* _Your goal_: Extract every line that contains the string "messages".

━━━ Data provided ━━━

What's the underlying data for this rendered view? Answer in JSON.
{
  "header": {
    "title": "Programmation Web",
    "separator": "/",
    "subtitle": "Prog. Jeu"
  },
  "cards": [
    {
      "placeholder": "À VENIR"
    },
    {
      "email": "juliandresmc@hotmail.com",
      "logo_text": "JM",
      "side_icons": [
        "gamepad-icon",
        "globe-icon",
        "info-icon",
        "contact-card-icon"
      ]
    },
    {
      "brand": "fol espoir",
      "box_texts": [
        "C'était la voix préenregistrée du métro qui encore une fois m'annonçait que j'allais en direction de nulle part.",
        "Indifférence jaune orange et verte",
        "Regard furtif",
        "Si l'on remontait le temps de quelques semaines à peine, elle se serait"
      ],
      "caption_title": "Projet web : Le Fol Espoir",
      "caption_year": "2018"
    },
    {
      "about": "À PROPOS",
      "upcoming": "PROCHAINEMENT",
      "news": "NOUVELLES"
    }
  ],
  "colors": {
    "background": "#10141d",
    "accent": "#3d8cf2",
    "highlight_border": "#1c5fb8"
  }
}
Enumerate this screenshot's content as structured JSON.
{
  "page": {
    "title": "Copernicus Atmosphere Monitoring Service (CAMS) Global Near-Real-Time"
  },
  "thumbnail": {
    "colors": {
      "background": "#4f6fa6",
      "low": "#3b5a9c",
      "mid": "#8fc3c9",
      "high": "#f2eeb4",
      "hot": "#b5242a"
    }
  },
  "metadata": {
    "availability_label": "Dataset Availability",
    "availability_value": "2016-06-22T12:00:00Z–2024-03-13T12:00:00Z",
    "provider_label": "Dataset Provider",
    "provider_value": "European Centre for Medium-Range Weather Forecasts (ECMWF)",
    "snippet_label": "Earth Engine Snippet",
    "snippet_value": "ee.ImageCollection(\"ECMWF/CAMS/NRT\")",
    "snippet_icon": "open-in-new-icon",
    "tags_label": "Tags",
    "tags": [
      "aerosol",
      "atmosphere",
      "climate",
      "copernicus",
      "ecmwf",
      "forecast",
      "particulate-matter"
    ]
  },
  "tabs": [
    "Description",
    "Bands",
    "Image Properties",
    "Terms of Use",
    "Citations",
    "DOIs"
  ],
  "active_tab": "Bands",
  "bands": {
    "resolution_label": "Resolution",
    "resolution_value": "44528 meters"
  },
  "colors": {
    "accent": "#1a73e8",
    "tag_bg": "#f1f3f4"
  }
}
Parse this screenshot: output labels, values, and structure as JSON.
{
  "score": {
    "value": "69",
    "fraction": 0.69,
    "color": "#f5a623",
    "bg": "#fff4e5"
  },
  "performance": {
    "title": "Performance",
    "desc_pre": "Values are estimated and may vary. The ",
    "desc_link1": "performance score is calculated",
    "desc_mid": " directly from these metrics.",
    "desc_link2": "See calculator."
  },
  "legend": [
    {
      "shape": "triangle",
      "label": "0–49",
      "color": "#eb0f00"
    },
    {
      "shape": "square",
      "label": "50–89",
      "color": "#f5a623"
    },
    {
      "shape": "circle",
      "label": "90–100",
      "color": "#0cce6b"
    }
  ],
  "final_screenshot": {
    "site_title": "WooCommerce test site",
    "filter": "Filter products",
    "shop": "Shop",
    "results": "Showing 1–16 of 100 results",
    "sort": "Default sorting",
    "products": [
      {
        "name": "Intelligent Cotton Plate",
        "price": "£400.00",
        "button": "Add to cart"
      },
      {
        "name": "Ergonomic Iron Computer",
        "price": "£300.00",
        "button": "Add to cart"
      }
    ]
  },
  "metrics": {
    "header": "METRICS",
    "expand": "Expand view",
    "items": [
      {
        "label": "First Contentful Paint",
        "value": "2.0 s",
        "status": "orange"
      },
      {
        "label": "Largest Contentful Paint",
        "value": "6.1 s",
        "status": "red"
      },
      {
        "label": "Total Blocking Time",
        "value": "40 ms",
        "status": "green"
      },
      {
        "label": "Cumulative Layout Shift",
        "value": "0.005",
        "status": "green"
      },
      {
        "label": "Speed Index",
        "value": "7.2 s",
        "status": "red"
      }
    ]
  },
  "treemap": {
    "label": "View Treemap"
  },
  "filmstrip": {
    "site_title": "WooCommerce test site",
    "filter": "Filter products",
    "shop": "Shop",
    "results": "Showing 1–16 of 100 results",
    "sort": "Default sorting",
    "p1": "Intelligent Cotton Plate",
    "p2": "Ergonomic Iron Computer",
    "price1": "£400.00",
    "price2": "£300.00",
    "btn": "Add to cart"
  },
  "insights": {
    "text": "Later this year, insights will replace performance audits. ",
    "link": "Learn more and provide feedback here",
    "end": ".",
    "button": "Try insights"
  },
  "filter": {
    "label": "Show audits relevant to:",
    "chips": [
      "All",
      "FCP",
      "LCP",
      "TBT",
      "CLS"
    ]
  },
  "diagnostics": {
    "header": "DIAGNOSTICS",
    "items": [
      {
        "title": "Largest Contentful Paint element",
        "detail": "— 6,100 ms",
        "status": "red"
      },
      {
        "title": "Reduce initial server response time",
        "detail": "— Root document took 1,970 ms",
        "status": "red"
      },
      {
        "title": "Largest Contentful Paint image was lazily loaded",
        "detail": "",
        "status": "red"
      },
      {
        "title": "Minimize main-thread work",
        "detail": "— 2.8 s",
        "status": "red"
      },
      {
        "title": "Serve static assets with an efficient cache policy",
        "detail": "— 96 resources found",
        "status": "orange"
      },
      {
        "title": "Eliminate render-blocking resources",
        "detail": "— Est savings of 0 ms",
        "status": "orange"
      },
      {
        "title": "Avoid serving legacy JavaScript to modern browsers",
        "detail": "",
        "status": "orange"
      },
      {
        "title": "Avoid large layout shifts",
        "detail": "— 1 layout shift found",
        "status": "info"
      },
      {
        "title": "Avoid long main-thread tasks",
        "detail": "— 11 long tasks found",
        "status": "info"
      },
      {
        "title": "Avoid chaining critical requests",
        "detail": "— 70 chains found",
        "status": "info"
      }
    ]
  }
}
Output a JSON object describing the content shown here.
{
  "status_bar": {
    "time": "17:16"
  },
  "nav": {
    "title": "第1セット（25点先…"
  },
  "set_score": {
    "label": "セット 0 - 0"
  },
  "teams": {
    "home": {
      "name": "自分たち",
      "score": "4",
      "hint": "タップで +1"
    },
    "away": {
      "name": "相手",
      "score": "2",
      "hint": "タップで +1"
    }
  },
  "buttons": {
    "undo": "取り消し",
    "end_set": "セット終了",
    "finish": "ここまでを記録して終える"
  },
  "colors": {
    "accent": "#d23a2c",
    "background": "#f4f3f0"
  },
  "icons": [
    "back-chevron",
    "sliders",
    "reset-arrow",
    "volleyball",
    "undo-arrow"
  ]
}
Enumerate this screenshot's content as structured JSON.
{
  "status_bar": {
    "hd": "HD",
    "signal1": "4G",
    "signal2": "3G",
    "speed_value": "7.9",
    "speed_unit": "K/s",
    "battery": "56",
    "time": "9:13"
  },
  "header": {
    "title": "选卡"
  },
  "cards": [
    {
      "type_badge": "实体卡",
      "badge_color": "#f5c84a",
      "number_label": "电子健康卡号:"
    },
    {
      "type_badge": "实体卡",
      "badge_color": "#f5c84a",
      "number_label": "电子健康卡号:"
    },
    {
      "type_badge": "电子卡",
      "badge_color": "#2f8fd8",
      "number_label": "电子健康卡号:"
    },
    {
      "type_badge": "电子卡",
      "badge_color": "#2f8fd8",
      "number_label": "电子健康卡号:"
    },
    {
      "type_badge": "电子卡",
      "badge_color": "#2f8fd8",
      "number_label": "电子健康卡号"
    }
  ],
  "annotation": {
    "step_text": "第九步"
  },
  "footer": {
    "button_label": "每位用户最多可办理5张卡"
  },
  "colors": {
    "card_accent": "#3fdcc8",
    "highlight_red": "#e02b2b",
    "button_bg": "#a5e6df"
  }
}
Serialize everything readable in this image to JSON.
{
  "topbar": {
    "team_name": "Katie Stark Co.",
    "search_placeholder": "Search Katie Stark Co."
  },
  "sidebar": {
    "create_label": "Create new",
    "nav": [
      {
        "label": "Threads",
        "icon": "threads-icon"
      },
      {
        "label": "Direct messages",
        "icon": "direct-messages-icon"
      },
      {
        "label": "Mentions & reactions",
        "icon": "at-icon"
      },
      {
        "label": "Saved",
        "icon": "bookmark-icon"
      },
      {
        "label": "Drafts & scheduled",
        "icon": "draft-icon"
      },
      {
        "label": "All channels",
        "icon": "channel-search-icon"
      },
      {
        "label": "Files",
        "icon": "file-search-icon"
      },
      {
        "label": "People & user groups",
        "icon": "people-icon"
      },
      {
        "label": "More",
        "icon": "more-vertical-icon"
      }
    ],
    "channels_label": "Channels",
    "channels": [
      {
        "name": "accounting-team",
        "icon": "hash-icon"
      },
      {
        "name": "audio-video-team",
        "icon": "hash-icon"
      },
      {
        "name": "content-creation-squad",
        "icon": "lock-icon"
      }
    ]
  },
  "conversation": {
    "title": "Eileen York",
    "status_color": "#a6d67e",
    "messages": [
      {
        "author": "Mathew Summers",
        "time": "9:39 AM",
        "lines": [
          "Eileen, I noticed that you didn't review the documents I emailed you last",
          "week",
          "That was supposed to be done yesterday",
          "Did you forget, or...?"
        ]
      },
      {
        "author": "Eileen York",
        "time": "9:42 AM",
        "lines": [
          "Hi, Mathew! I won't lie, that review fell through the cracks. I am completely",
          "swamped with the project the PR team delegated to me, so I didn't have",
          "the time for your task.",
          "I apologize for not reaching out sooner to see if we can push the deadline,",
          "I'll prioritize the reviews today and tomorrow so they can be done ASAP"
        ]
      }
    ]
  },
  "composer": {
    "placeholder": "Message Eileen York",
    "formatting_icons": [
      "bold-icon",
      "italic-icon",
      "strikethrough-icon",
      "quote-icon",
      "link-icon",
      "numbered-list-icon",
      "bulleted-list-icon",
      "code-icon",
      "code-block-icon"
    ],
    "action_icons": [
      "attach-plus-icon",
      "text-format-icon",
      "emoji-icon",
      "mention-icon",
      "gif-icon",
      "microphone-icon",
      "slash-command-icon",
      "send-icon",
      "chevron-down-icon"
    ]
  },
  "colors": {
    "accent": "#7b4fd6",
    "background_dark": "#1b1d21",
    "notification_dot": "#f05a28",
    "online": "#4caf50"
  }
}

━━━

* _Final result_:
        "label": "Direct messages",
        "icon": "direct-messages-icon"
    "messages": [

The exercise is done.